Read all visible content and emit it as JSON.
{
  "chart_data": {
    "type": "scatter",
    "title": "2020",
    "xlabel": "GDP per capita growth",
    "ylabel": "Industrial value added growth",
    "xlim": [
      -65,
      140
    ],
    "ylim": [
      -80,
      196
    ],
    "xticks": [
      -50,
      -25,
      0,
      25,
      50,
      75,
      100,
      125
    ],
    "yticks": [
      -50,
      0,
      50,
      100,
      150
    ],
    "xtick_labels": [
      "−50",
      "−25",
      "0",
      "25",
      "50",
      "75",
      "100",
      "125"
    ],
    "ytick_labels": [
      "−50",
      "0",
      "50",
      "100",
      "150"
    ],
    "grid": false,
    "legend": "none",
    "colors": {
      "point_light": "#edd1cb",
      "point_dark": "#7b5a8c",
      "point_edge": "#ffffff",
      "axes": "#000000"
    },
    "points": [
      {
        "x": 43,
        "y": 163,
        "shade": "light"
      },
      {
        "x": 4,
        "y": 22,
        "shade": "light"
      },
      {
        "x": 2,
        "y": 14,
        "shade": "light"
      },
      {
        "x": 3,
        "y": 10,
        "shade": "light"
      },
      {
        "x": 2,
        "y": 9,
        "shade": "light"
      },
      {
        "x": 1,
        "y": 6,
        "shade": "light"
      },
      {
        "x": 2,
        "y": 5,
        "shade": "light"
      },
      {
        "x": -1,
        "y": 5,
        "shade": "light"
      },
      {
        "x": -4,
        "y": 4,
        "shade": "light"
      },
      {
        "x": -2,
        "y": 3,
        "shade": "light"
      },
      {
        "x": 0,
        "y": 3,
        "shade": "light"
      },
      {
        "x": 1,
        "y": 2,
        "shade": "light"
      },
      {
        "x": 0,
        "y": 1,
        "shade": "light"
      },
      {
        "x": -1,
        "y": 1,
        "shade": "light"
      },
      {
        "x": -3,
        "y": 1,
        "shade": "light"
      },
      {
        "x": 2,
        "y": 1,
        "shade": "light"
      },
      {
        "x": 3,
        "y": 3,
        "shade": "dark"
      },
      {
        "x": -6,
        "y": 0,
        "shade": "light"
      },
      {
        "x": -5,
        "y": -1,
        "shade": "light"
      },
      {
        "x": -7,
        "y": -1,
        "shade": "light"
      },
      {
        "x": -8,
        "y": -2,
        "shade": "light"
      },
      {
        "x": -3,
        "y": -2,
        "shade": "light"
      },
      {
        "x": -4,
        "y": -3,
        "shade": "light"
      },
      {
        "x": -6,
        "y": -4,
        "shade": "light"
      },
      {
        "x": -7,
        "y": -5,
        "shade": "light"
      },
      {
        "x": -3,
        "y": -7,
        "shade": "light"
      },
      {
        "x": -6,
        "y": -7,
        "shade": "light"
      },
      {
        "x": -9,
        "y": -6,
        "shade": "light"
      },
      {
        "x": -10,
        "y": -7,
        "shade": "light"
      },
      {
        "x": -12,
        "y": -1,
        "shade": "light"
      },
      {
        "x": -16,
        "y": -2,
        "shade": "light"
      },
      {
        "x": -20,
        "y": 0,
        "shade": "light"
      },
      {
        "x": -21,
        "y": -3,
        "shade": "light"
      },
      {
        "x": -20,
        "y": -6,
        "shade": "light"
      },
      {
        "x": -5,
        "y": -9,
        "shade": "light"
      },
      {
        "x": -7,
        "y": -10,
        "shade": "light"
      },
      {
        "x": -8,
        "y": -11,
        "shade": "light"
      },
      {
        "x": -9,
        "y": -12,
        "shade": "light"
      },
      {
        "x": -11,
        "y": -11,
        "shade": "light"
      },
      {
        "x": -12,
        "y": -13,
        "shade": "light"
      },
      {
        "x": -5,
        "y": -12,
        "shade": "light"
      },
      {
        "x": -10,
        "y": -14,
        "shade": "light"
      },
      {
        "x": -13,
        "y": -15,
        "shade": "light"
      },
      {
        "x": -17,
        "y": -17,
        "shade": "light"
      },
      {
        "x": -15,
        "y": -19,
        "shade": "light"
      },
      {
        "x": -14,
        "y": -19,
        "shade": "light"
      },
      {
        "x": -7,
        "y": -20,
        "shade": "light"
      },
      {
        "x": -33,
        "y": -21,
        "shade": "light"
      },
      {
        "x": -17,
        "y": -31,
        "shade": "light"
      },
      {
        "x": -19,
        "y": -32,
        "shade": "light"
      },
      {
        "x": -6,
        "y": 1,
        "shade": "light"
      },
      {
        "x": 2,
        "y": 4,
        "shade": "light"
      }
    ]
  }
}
◆ ◆ ◆
What the exercise asks:
The listing above should be transcribed in full, exactly as written.

Exercise result:
Read all visible content and emit it as JSON.
{
  "chart_data": {
    "type": "scatter",
    "title": "2020",
    "xlabel": "GDP per capita growth",
    "ylabel": "Industrial value added growth",
    "xlim": [
      -65,
      140
    ],
    "ylim": [
      -80,
      196
    ],
    "xticks": [
      -50,
      -25,
      0,
      25,
      50,
      75,
      100,
      125
    ],
    "yticks": [
      -50,
      0,
      50,
      100,
      150
    ],
    "xtick_labels": [
      "−50",
      "−25",
      "0",
      "25",
      "50",
      "75",
      "100",
      "125"
    ],
    "ytick_labels": [
      "−50",
      "0",
      "50",
      "100",
      "150"
    ],
    "grid": false,
    "legend": "none",
    "colors": {
      "point_light": "#edd1cb",
      "point_dark": "#7b5a8c",
      "point_edge": "#ffffff",
      "axes": "#000000"
    },
    "points": [
      {
        "x": 43,
        "y": 163,
        "shade": "light"
      },
      {
        "x": 4,
        "y": 22,
        "shade": "light"
      },
      {
        "x": 2,
        "y": 14,
        "shade": "light"
      },
      {
        "x": 3,
        "y": 10,
        "shade": "light"
      },
      {
        "x": 2,
        "y": 9,
        "shade": "light"
      },
      {
        "x": 1,
        "y": 6,
        "shade": "light"
      },
      {
        "x": 2,
        "y": 5,
        "shade": "light"
      },
      {
        "x": -1,
        "y": 5,
        "shade": "light"
      },
      {
        "x": -4,
        "y": 4,
        "shade": "light"
      },
      {
        "x": -2,
        "y": 3,
        "shade": "light"
      },
      {
        "x": 0,
        "y": 3,
        "shade": "light"
      },
      {
        "x": 1,
        "y": 2,
        "shade": "light"
      },
      {
        "x": 0,
        "y": 1,
        "shade": "light"
      },
      {
        "x": -1,
        "y": 1,
        "shade": "light"
      },
      {
        "x": -3,
        "y": 1,
        "shade": "light"
      },
      {
        "x": 2,
        "y": 1,
        "shade": "light"
      },
      {
        "x": 3,
        "y": 3,
        "shade": "dark"
      },
      {
        "x": -6,
        "y": 0,
        "shade": "light"
      },
      {
        "x": -5,
        "y": -1,
        "shade": "light"
      },
      {
        "x": -7,
        "y": -1,
        "shade": "light"
      },
      {
        "x": -8,
        "y": -2,
        "shade": "light"
      },
      {
        "x": -3,
        "y": -2,
        "shade": "light"
      },
      {
        "x": -4,
        "y": -3,
        "shade": "light"
      },
      {
        "x": -6,
        "y": -4,
        "shade": "light"
      },
      {
        "x": -7,
        "y": -5,
        "shade": "light"
      },
      {
        "x": -3,
        "y": -7,
        "shade": "light"
      },
      {
        "x": -6,
        "y": -7,
        "shade": "light"
      },
      {
        "x": -9,
        "y": -6,
        "shade": "light"
      },
      {
        "x": -10,
        "y": -7,
        "shade": "light"
      },
      {
        "x": -12,
        "y": -1,
        "shade": "light"
      },
      {
        "x": -16,
        "y": -2,
        "shade": "light"
      },
      {
        "x": -20,
        "y": 0,
        "shade": "light"
      },
      {
        "x": -21,
        "y": -3,
        "shade": "light"
      },
      {
        "x": -20,
        "y": -6,
        "shade": "light"
      },
      {
        "x": -5,
        "y": -9,
        "shade": "light"
      },
      {
        "x": -7,
        "y": -10,
        "shade": "light"
      },
      {
        "x": -8,
        "y": -11,
        "shade": "light"
      },
      {
        "x": -9,
        "y": -12,
        "shade": "light"
      },
      {
        "x": -11,
        "y": -11,
        "shade": "light"
      },
      {
        "x": -12,
        "y": -13,
        "shade": "light"
      },
      {
        "x": -5,
        "y": -12,
        "shade": "light"
      },
      {
        "x": -10,
        "y": -14,
        "shade": "light"
      },
      {
        "x": -13,
        "y": -15,
        "shade": "light"
      },
      {
        "x": -17,
        "y": -17,
        "shade": "light"
      },
      {
        "x": -15,
        "y": -19,
        "shade": "light"
      },
      {
        "x": -14,
        "y": -19,
        "shade": "light"
      },
      {
        "x": -7,
        "y": -20,
        "shade": "light"
      },
      {
        "x": -33,
        "y": -21,
        "shade": "light"
      },
      {
        "x": -17,
        "y": -31,
        "shade": "light"
      },
      {
        "x": -19,
        "y": -32,
        "shade": "light"
      },
      {
        "x": -6,
        "y": 1,
        "shade": "light"
      },
      {
        "x": 2,
        "y": 4,
        "shade": "light"
      }
    ]
  }
}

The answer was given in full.